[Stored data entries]
------------------------------------------------------------
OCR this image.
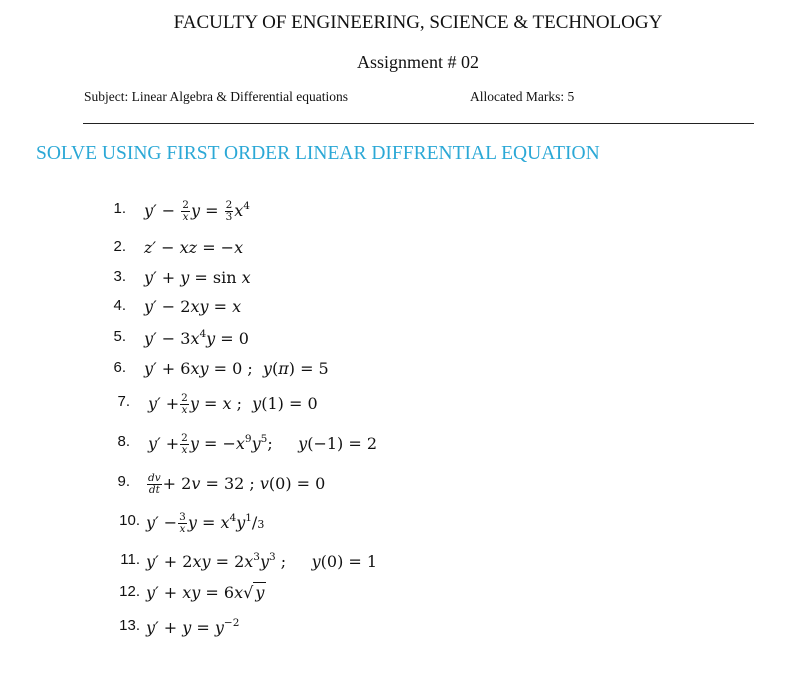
FACULTY OF ENGINEERING, SCIENCE & TECHNOLOGY
Assignment # 02
Subject: Linear Algebra & Differential equations	Allocated Marks: 5
SOLVE USING FIRST ORDER LINEAR DIFFRENTIAL EQUATION
1. $y' - \frac{2}{x}$ $y = \frac{2}{3} x^4$
2. z′ − xz = −x
3. y′ + y = sin x
4. y′ − 2xy = x
5. $y' - 3x^4y = 0$
6. y′ + 6xy = 0 ;  y(π) = 5
7. $y' + \frac{2}{x}$ y = x ;  y(1) = 0
8. $y' + \frac{2}{x}$ $y = -x^9y^5$;     y(−1) = 2
9. $\frac{dv}{dt} + 2v = 32$ ; v(0) = 0
10. $y' - \frac{3}{x}$ $y = x^4y^1/3$
11. $y' + 2xy = 2x^3y^3$ ;     y(0) = 1
12. y′ + xy = 6x√ y
13. $y' + y = y^{-2}$
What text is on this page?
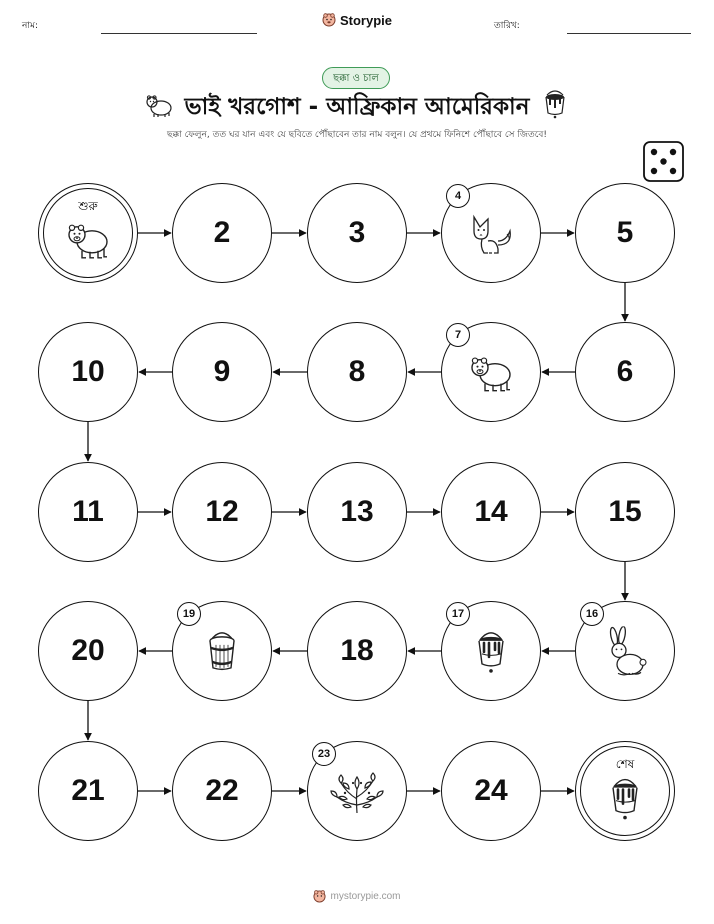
নাম:	Storypie	তারিখ:
ছক্কা ও চাল
ভাই খরগোশ - আফ্রিকান আমেরিকান
ছক্কা ফেলুন, তত ঘর যান এবং যে ছবিতে পৌঁছাবেন তার নাম বলুন। যে প্রথমে ফিনিশে পৌঁছাবে সে জিতবে!
শুরু
2	3
4
5
6
7
8
9
10
11	12	13	14	15
16
17
18
19
20
21	22
23
24
শেষ
mystorypie.com
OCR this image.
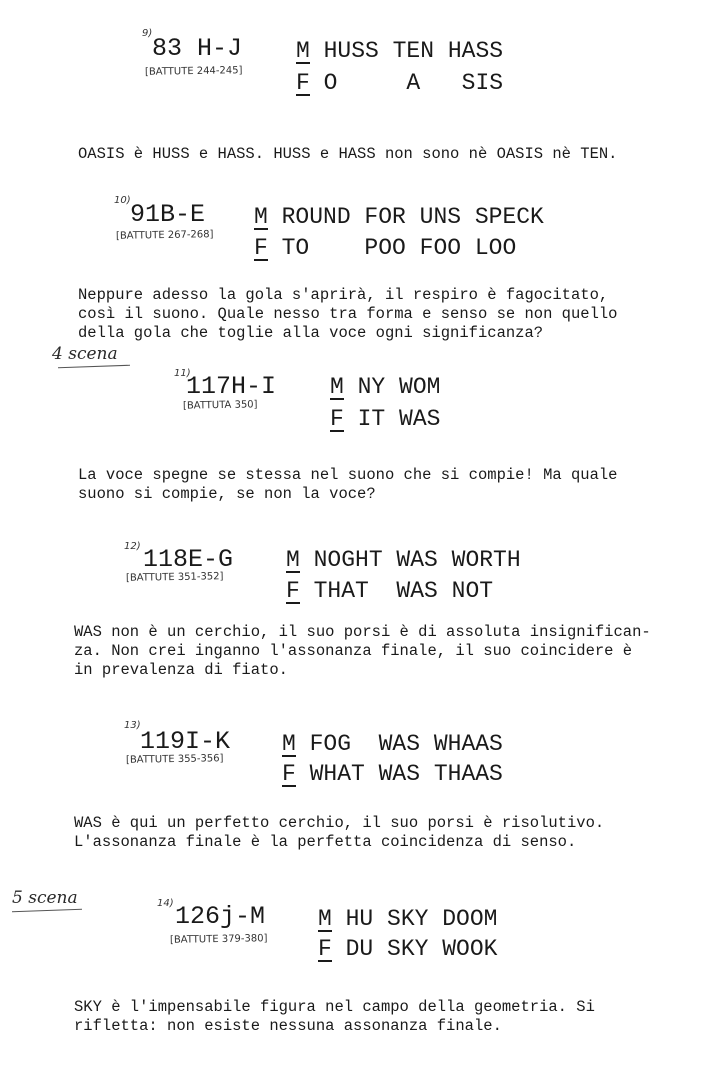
9)
83 H-J
[BATTUTE 244-245]
M HUSS TEN HASS
F O     A   SIS

OASIS è HUSS e HASS. HUSS e HASS non sono nè OASIS nè TEN.

10) 91B-E
[BATTUTE 267-268]
M ROUND FOR UNS SPECK
F TO    POO FOO LOO

Neppure adesso la gola s'aprirà, il respiro è fagocitato,
così il suono. Quale nesso tra forma e senso se non quello
della gola che toglie alla voce ogni significanza?

4 scena
11)
117H-I
[BATTUTA 350]
M NY WOM
F IT WAS

La voce spegne se stessa nel suono che si compie! Ma quale
suono si compie, se non la voce?

12) 118E-G
[BATTUTE 351-352]
M NOGHT WAS WORTH
F THAT  WAS NOT

WAS non è un cerchio, il suo porsi è di assoluta insignifican-
za. Non crei inganno l'assonanza finale, il suo coincidere è
in prevalenza di fiato.

13)
119I-K
[BATTUTE 355-356]
M FOG  WAS WHAAS
F WHAT WAS THAAS

WAS è qui un perfetto cerchio, il suo porsi è risolutivo.
L'assonanza finale è la perfetta coincidenza di senso.

5 scena	14) 126j-M
[BATTUTE 379-380]
M HU SKY DOOM
F DU SKY WOOK

SKY è l'impensabile figura nel campo della geometria. Si
rifletta: non esiste nessuna assonanza finale.
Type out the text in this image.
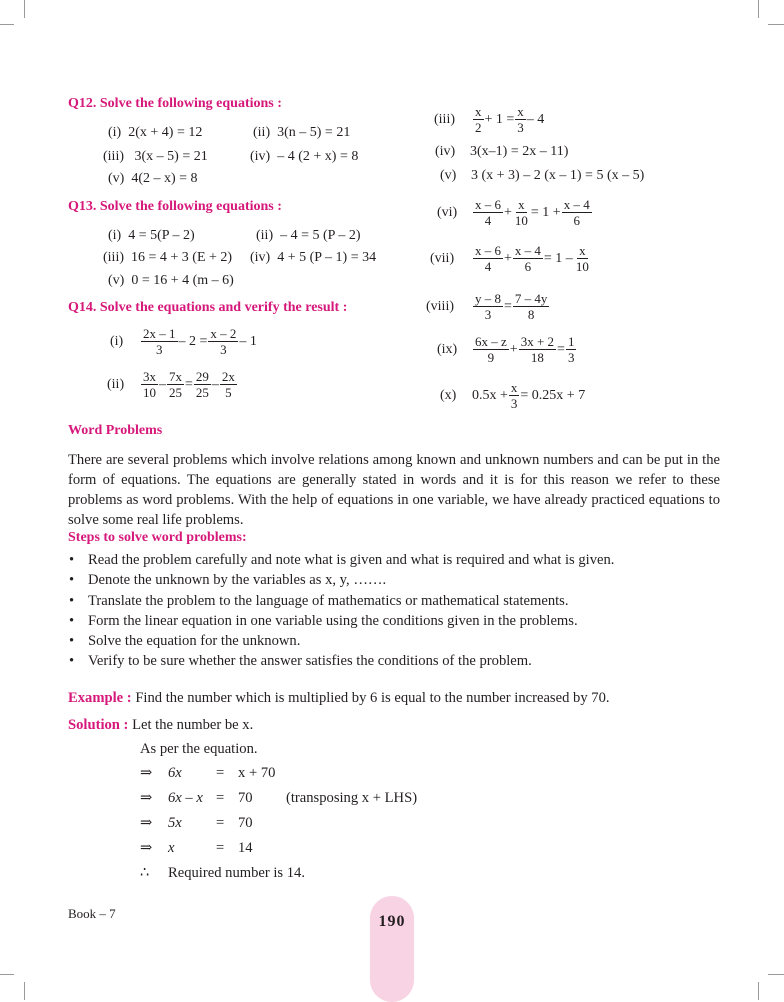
Q12. Solve the following equations :
(i) 2(x + 4) = 12	(ii) 3(n – 5) = 21
(iii) 3(x – 5) = 21	(iv) – 4 (2 + x) = 8
(v) 4(2 – x) = 8
Q13. Solve the following equations :
(i) 4 = 5(P – 2)	(ii) – 4 = 5 (P – 2)
(iii) 16 = 4 + 3 (E + 2) (iv) 4 + 5 (P – 1) = 34
(v) 0 = 16 + 4 (m – 6)
Q14. Solve the equations and verify the result :
(i)	$\frac{2x - 1}{3} - 2 = \frac{x - 2}{3} - 1$
(ii)	$\frac{3x}{10} - \frac{7x}{25} = \frac{29}{25} - \frac{2x}{5}$
(iii)	$\frac{x}{2} + 1 = \frac{x}{3} - 4$
(iv) 3(x–1) = 2x – 11)
(v) 3 (x + 3) – 2 (x – 1) = 5 (x – 5)
(vi)	$\frac{x - 6}{4} + \frac{x}{10} = 1 + \frac{x - 4}{6}$
(vii)	$\frac{x - 6}{4} + \frac{x - 4}{6} = 1 - \frac{x}{10}$
(viii)	$\frac{y - 8}{3} = \frac{7 - 4y}{8}$
(ix)	$\frac{6x - z}{9} + \frac{3x + 2}{18} = \frac{1}{3}$
(x)	$0.5x + \frac{x}{3} = 0.25x + 7$
Word Problems
There are several problems which involve relations among known and unknown numbers and can be put in the form of equations. The equations are generally stated in words and it is for this reason we refer to these problems as word problems. With the help of equations in one variable, we have already practiced equations to solve some real life problems.
Steps to solve word problems:
• Read the problem carefully and note what is given and what is required and what is given.
• Denote the unknown by the variables as x, y, …….
• Translate the problem to the language of mathematics or mathematical statements.
• Form the linear equation in one variable using the conditions given in the problems.
• Solve the equation for the unknown.
• Verify to be sure whether the answer satisfies the conditions of the problem.
Example : Find the number which is multiplied by 6 is equal to the number increased by 70.
Solution : Let the number be x.
As per the equation.
⇒ 6x = x + 70
⇒ 6x – x = 70 (transposing x + LHS)
⇒ 5x = 70
⇒ x	= 14
∴ Required number is 14.
Book – 7	190
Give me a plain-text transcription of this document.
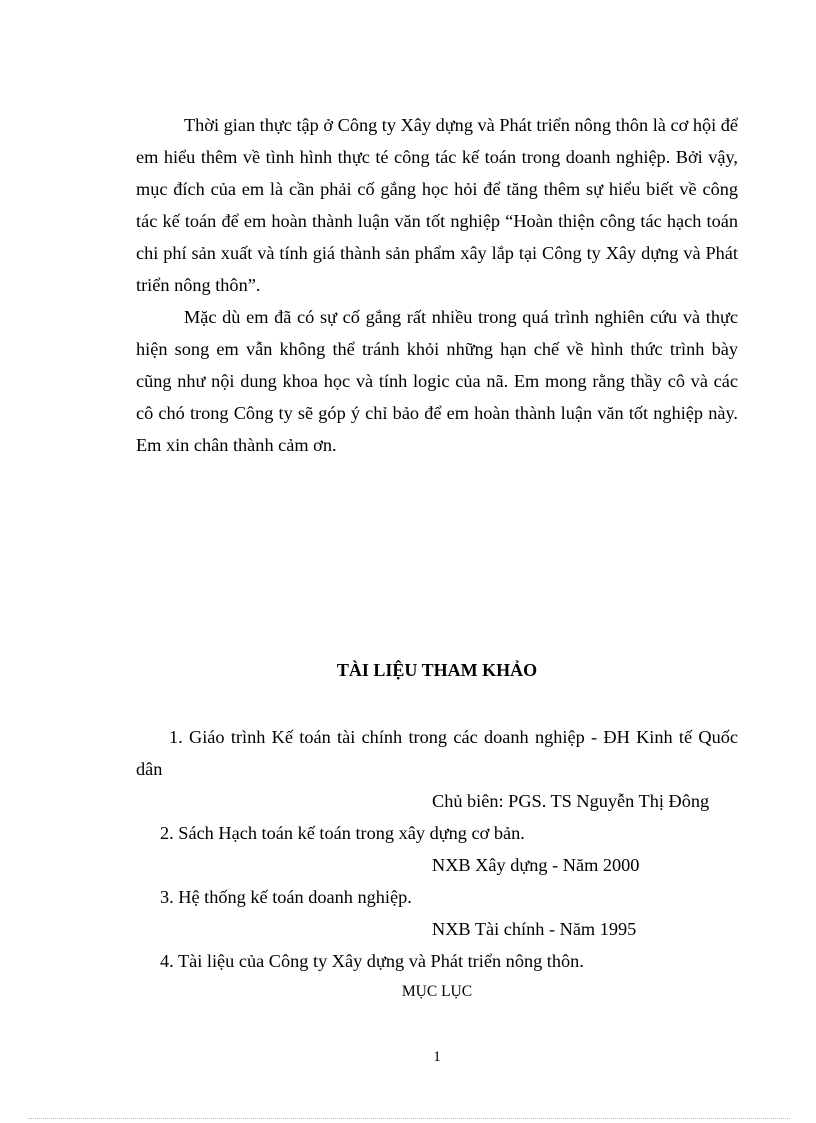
Thời gian thực tập ở Công ty Xây dựng và Phát triển nông thôn là cơ hội để em hiểu thêm về tình hình thực té công tác kế toán trong doanh nghiệp. Bởi vậy, mục đích của em là cần phải cố gắng học hỏi để tăng thêm sự hiểu biết về công tác kế toán để em hoàn thành luận văn tốt nghiệp “Hoàn thiện công tác hạch toán chi phí sản xuất và tính giá thành sản phẩm xây lắp tại Công ty Xây dựng và Phát triển nông thôn”.

Mặc dù em đã có sự cố gắng rất nhiều trong quá trình nghiên cứu và thực hiện song em vẫn không thể tránh khỏi những hạn chế về hình thức trình bày cũng như nội dung khoa học và tính logic của nã. Em mong rằng thầy cô và các cô chó trong Công ty sẽ góp ý chỉ bảo để em hoàn thành luận văn tốt nghiệp này. Em xin chân thành cảm ơn.

TÀI LIỆU THAM KHẢO

1. Giáo trình Kế toán tài chính trong các doanh nghiệp - ĐH Kinh tế Quốc dân

Chủ biên: PGS. TS Nguyễn Thị Đông

2. Sách Hạch toán kế toán trong xây dựng cơ bản.

NXB Xây dựng - Năm 2000

3. Hệ thống kế toán doanh nghiệp.

NXB Tài chính - Năm 1995

4. Tài liệu của Công ty Xây dựng và Phát triển nông thôn.

MỤC LỤC

1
------------------------------------------------------------
Pictures are excluded; repeat every record exactly.

(FINAL ANSWER)
OCR this image.
FACULTY OF ENGINEERING, SCIENCE & TECHNOLOGY
Assignment # 02
Subject: Linear Algebra & Differential equations	Allocated Marks: 5
SOLVE USING FIRST ORDER LINEAR DIFFRENTIAL EQUATION
1. $y' - \frac{2}{x}$ $y = \frac{2}{3} x^4$
2. z′ − xz = −x
3. y′ + y = sin x
4. y′ − 2xy = x
5. $y' - 3x^4y = 0$
6. y′ + 6xy = 0 ;  y(π) = 5
7. $y' + \frac{2}{x}$ y = x ;  y(1) = 0
8. $y' + \frac{2}{x}$ $y = -x^9y^5$;     y(−1) = 2
9. $\frac{dv}{dt} + 2v = 32$ ; v(0) = 0
10. $y' - \frac{3}{x}$ $y = x^4y^1/3$
11. $y' + 2xy = 2x^3y^3$ ;     y(0) = 1
12. y′ + xy = 6x√ y
13. $y' + y = y^{-2}$
What text is on this page?
নাম:	Storypie	তারিখ:
ছক্কা ও চাল
ভাই খরগোশ - আফ্রিকান আমেরিকান
ছক্কা ফেলুন, তত ঘর যান এবং যে ছবিতে পৌঁছাবেন তার নাম বলুন। যে প্রথমে ফিনিশে পৌঁছাবে সে জিতবে!
শুরু
2	3
4
5
6
7
8
9
10
11	12	13	14	15
16
17
18
19
20
21	22
23
24
শেষ
mystorypie.com
OCR this image.
9)
83 H-J
[BATTUTE 244-245]
M HUSS TEN HASS
F O     A   SIS

OASIS è HUSS e HASS. HUSS e HASS non sono nè OASIS nè TEN.

10) 91B-E
[BATTUTE 267-268]
M ROUND FOR UNS SPECK
F TO    POO FOO LOO

Neppure adesso la gola s'aprirà, il respiro è fagocitato,
così il suono. Quale nesso tra forma e senso se non quello
della gola che toglie alla voce ogni significanza?

4 scena
11)
117H-I
[BATTUTA 350]
M NY WOM
F IT WAS

La voce spegne se stessa nel suono che si compie! Ma quale
suono si compie, se non la voce?

12) 118E-G
[BATTUTE 351-352]
M NOGHT WAS WORTH
F THAT  WAS NOT

WAS non è un cerchio, il suo porsi è di assoluta insignifican-
za. Non crei inganno l'assonanza finale, il suo coincidere è
in prevalenza di fiato.

13)
119I-K
[BATTUTE 355-356]
M FOG  WAS WHAAS
F WHAT WAS THAAS

WAS è qui un perfetto cerchio, il suo porsi è risolutivo.
L'assonanza finale è la perfetta coincidenza di senso.

5 scena	14) 126j-M
[BATTUTE 379-380]
M HU SKY DOOM
F DU SKY WOOK

SKY è l'impensabile figura nel campo della geometria. Si
rifletta: non esiste nessuna assonanza finale.
Type out the text in this image.
Q12. Solve the following equations :
(i) 2(x + 4) = 12	(ii) 3(n – 5) = 21
(iii) 3(x – 5) = 21	(iv) – 4 (2 + x) = 8
(v) 4(2 – x) = 8
Q13. Solve the following equations :
(i) 4 = 5(P – 2)	(ii) – 4 = 5 (P – 2)
(iii) 16 = 4 + 3 (E + 2) (iv) 4 + 5 (P – 1) = 34
(v) 0 = 16 + 4 (m – 6)
Q14. Solve the equations and verify the result :
(i)	$\frac{2x - 1}{3} - 2 = \frac{x - 2}{3} - 1$
(ii)	$\frac{3x}{10} - \frac{7x}{25} = \frac{29}{25} - \frac{2x}{5}$
(iii)	$\frac{x}{2} + 1 = \frac{x}{3} - 4$
(iv) 3(x–1) = 2x – 11)
(v) 3 (x + 3) – 2 (x – 1) = 5 (x – 5)
(vi)	$\frac{x - 6}{4} + \frac{x}{10} = 1 + \frac{x - 4}{6}$
(vii)	$\frac{x - 6}{4} + \frac{x - 4}{6} = 1 - \frac{x}{10}$
(viii)	$\frac{y - 8}{3} = \frac{7 - 4y}{8}$
(ix)	$\frac{6x - z}{9} + \frac{3x + 2}{18} = \frac{1}{3}$
(x)	$0.5x + \frac{x}{3} = 0.25x + 7$
Word Problems
There are several problems which involve relations among known and unknown numbers and can be put in the form of equations. The equations are generally stated in words and it is for this reason we refer to these problems as word problems. With the help of equations in one variable, we have already practiced equations to solve some real life problems.
Steps to solve word problems:
• Read the problem carefully and note what is given and what is required and what is given.
• Denote the unknown by the variables as x, y, …….
• Translate the problem to the language of mathematics or mathematical statements.
• Form the linear equation in one variable using the conditions given in the problems.
• Solve the equation for the unknown.
• Verify to be sure whether the answer satisfies the conditions of the problem.
Example : Find the number which is multiplied by 6 is equal to the number increased by 70.
Solution : Let the number be x.
As per the equation.
⇒ 6x = x + 70
⇒ 6x – x = 70 (transposing x + LHS)
⇒ 5x = 70
⇒ x	= 14
∴ Required number is 14.
Book – 7	190
Give me a plain-text transcription of this document.
Thời gian thực tập ở Công ty Xây dựng và Phát triển nông thôn là cơ hội để em hiểu thêm về tình hình thực té công tác kế toán trong doanh nghiệp. Bởi vậy, mục đích của em là cần phải cố gắng học hỏi để tăng thêm sự hiểu biết về công tác kế toán để em hoàn thành luận văn tốt nghiệp “Hoàn thiện công tác hạch toán chi phí sản xuất và tính giá thành sản phẩm xây lắp tại Công ty Xây dựng và Phát triển nông thôn”.

Mặc dù em đã có sự cố gắng rất nhiều trong quá trình nghiên cứu và thực hiện song em vẫn không thể tránh khỏi những hạn chế về hình thức trình bày cũng như nội dung khoa học và tính logic của nã. Em mong rằng thầy cô và các cô chó trong Công ty sẽ góp ý chỉ bảo để em hoàn thành luận văn tốt nghiệp này. Em xin chân thành cảm ơn.

TÀI LIỆU THAM KHẢO

1. Giáo trình Kế toán tài chính trong các doanh nghiệp - ĐH Kinh tế Quốc dân

Chủ biên: PGS. TS Nguyễn Thị Đông

2. Sách Hạch toán kế toán trong xây dựng cơ bản.

NXB Xây dựng - Năm 2000

3. Hệ thống kế toán doanh nghiệp.

NXB Tài chính - Năm 1995

4. Tài liệu của Công ty Xây dựng và Phát triển nông thôn.

MỤC LỤC

1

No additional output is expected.